**Written problem**. Quote word for word the lines of the listing from the line with "workout-intensity: High Intensity" up to and including the line with "stat-label: Distance: (220, 859, 286, 875)".
--- Records for the exercise ---
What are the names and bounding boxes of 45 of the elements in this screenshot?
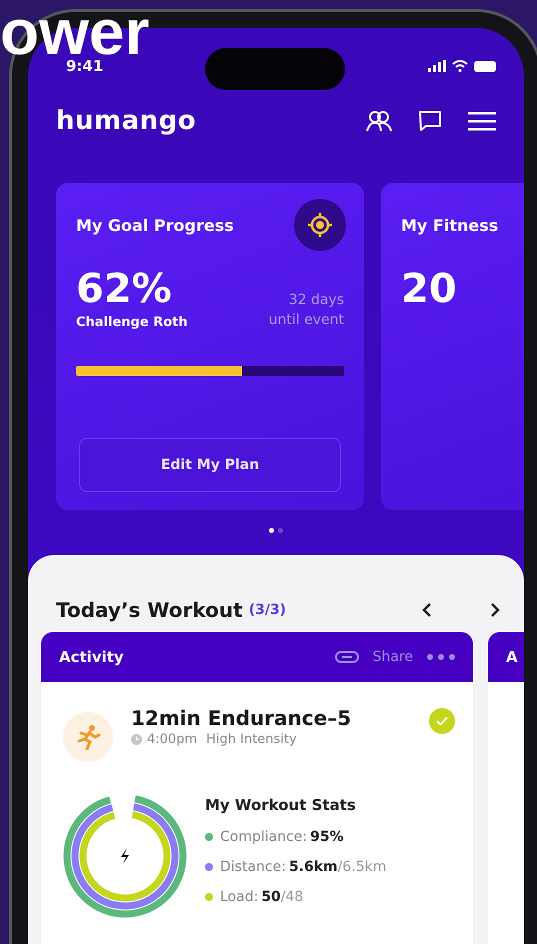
workout-intensity: High Intensity (206, 732, 297, 747)
app-logo: humango (56, 106, 196, 136)
page-dot[interactable] (269, 528, 274, 533)
card-title: My Fitness (401, 216, 498, 234)
more-button[interactable] (427, 654, 455, 660)
signal-icon (428, 60, 446, 72)
clock-icon (131, 734, 142, 745)
more-icon (427, 654, 455, 660)
goal-percent: 62% (76, 265, 173, 313)
stat-label: Distance: (220, 859, 286, 875)
chevron-right-icon (490, 602, 500, 618)
activity-label: Activity (59, 648, 124, 666)
countdown-text: 32 days (288, 291, 344, 310)
link-icon (334, 651, 359, 663)
card-title: My Goal Progress (76, 216, 234, 234)
chat-button[interactable] (418, 110, 442, 132)
workout-time: 4:00pm (147, 732, 198, 747)
event-name: Challenge Roth (76, 315, 188, 330)
stats-title: My Workout Stats (205, 796, 357, 814)
workout-count: (3/3) (248, 602, 286, 618)
page-dot[interactable] (278, 528, 283, 533)
menu-button[interactable] (468, 111, 496, 131)
stat-total: /6.5km (338, 859, 386, 875)
stat-value: 95% (310, 829, 344, 845)
edit-plan-button[interactable]: Edit My Plan (79, 438, 341, 492)
wifi-icon (452, 60, 468, 72)
runner-icon (63, 712, 113, 762)
people-button[interactable] (366, 110, 392, 132)
chevron-left-icon (422, 602, 432, 618)
stat-value: 50 (261, 889, 281, 905)
chat-bubble-icon (418, 110, 442, 132)
stat-value: 5.6km (288, 859, 338, 875)
fitness-score: 20 (401, 265, 458, 313)
workout-name: 12min Endurance–5 (131, 706, 352, 730)
target-icon (294, 199, 346, 251)
section-title: Today’s Workout (56, 598, 243, 622)
menu-icon (468, 111, 496, 131)
activity-label: A (506, 648, 518, 666)
countdown-text: until event (268, 311, 344, 330)
people-icon (366, 110, 392, 132)
share-button[interactable]: Share (372, 649, 413, 665)
stat-label: Compliance: (220, 829, 308, 845)
stat-label: Load: (220, 889, 258, 905)
stat-total: /48 (280, 889, 304, 905)
battery-icon (474, 60, 498, 72)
---
**Task solution**.
workout-intensity: High Intensity (206, 732, 297, 747)
app-logo: humango (56, 106, 196, 136)
page-dot[interactable] (269, 528, 274, 533)
card-title: My Fitness (401, 216, 498, 234)
more-button[interactable] (427, 654, 455, 660)
signal-icon (428, 60, 446, 72)
clock-icon (131, 734, 142, 745)
more-icon (427, 654, 455, 660)
goal-percent: 62% (76, 265, 173, 313)
stat-label: Distance: (220, 859, 286, 875)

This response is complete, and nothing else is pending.